##### Records for the task

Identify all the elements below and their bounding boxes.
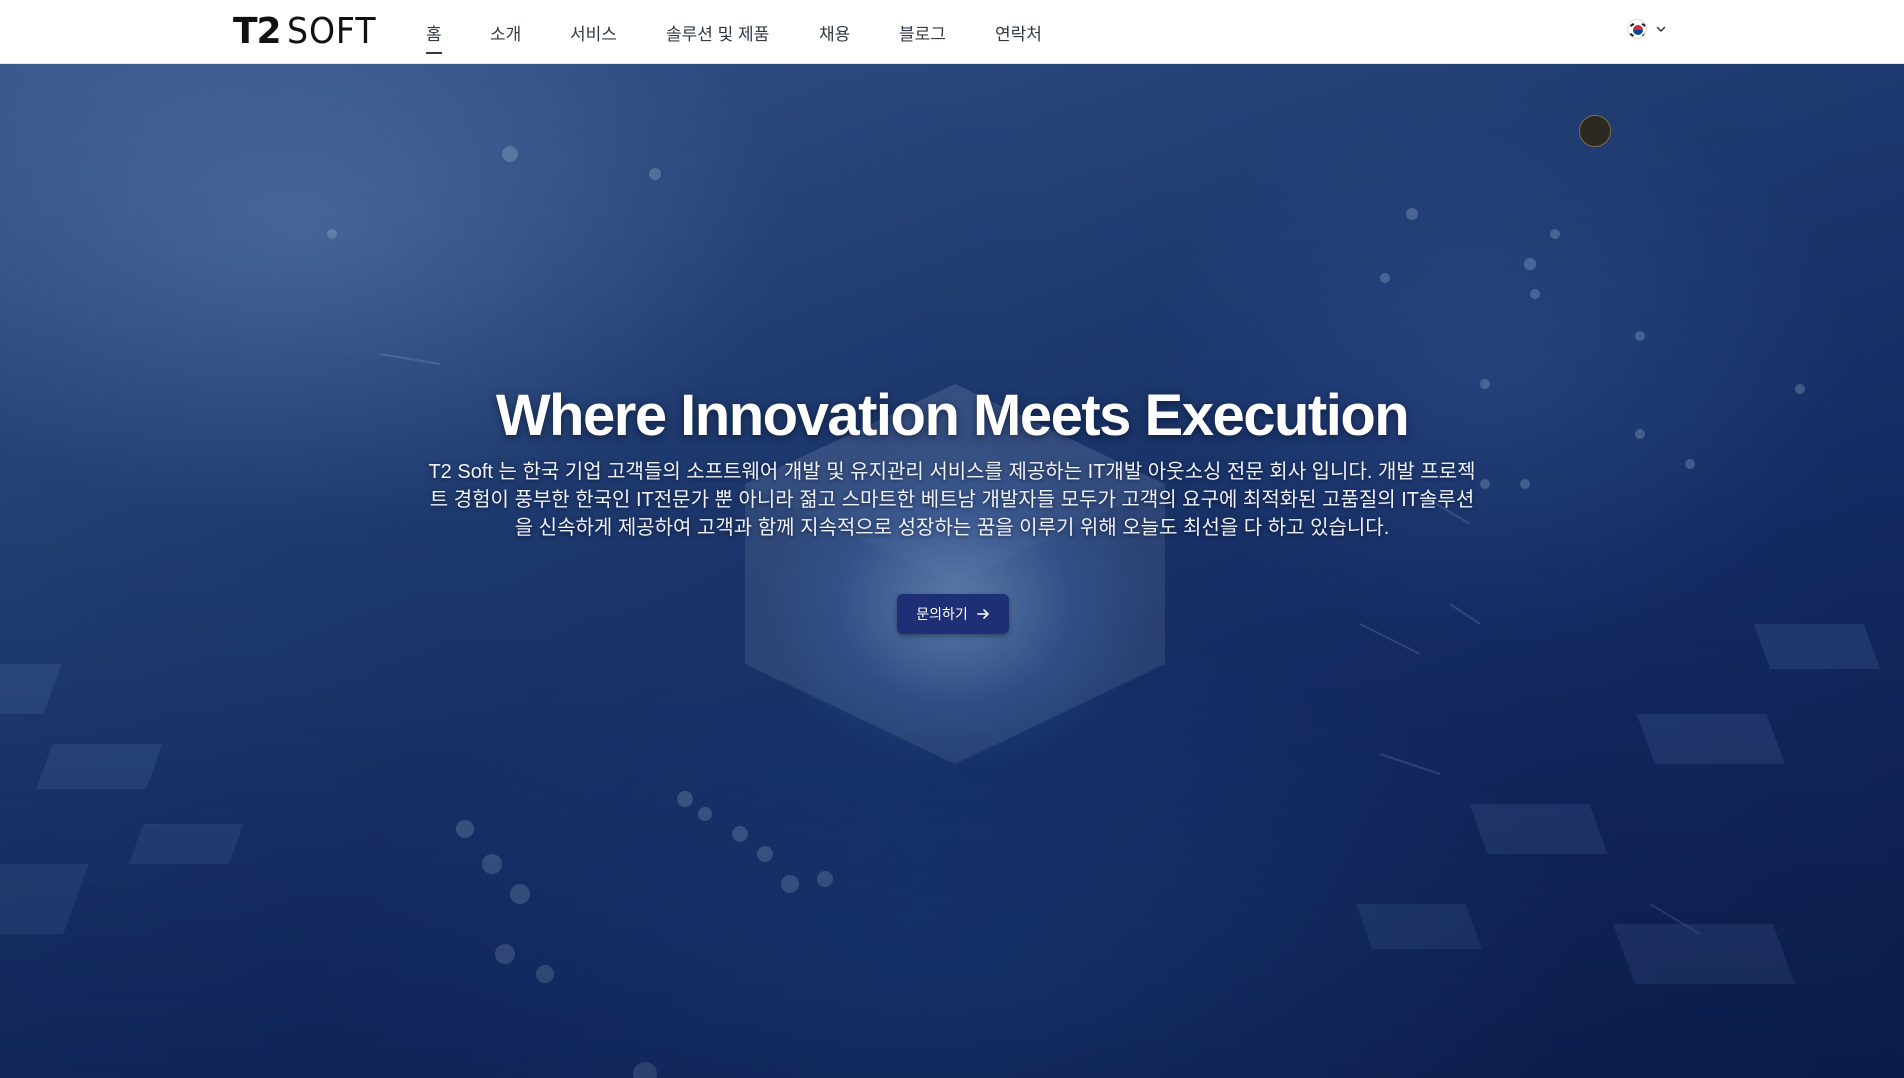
hero-title: Where Innovation Meets Execution <box>495 383 1410 448</box>
nav-item-solutions-products[interactable]: 솔루션 및 제품 <box>666 20 769 45</box>
korea-flag-icon <box>1627 19 1647 39</box>
nav-item-about[interactable]: 소개 <box>490 20 521 45</box>
cursor-indicator <box>1579 115 1611 147</box>
t2soft-logo[interactable]: T2 SOFT <box>233 14 384 50</box>
nav-item-contact[interactable]: 연락처 <box>995 20 1042 45</box>
logo-sub-text: SOFT <box>286 11 377 52</box>
hero-overlay <box>0 64 1904 1078</box>
hero-section <box>0 64 1904 1078</box>
inquiry-button[interactable]: 문의하기 <box>897 594 1009 634</box>
logo-main-text: T2 <box>233 11 282 52</box>
arrow-right-icon <box>976 609 989 619</box>
nav-item-careers[interactable]: 채용 <box>819 20 850 45</box>
nav-item-services[interactable]: 서비스 <box>570 20 617 45</box>
hero-description: T2 Soft 는 한국 기업 고객들의 소프트웨어 개발 및 유지관리 서비스… <box>428 461 1476 539</box>
nav-item-home[interactable]: 홈 <box>426 20 442 54</box>
nav-item-blog[interactable]: 블로그 <box>899 20 946 45</box>
chevron-down-icon <box>1656 26 1666 32</box>
language-selector[interactable] <box>1627 19 1667 39</box>
top-navigation-bar: T2 SOFT 홈 소개 서비스 솔루션 및 제품 채용 블로그 연락처 <box>0 0 1904 64</box>
inquiry-button-label: 문의하기 <box>916 606 968 622</box>
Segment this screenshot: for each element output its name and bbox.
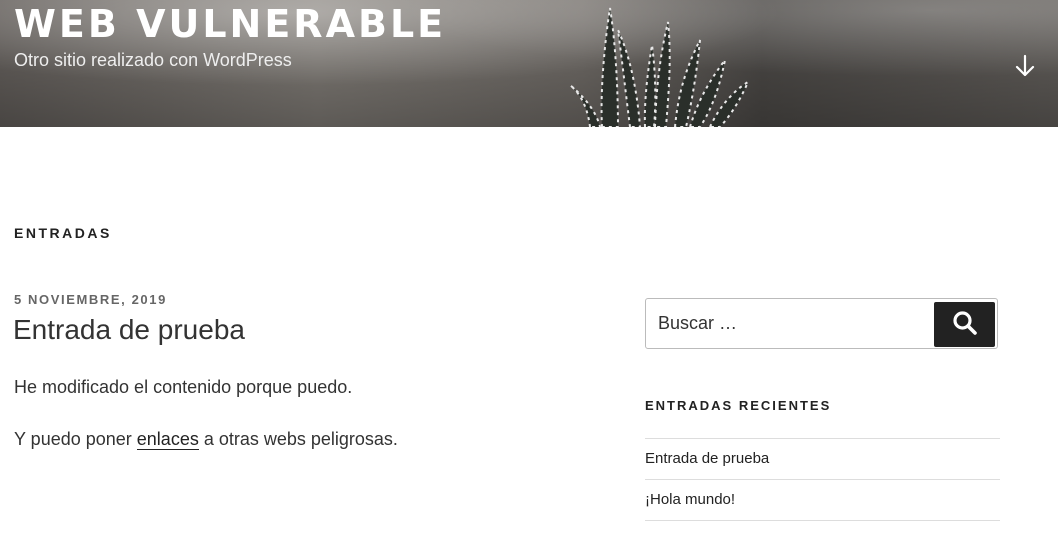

##########

_Aim:_ Count the lines in the listing above that contain the string "icon", with case counting. Reply with only the number.

_Output for this task:_ 3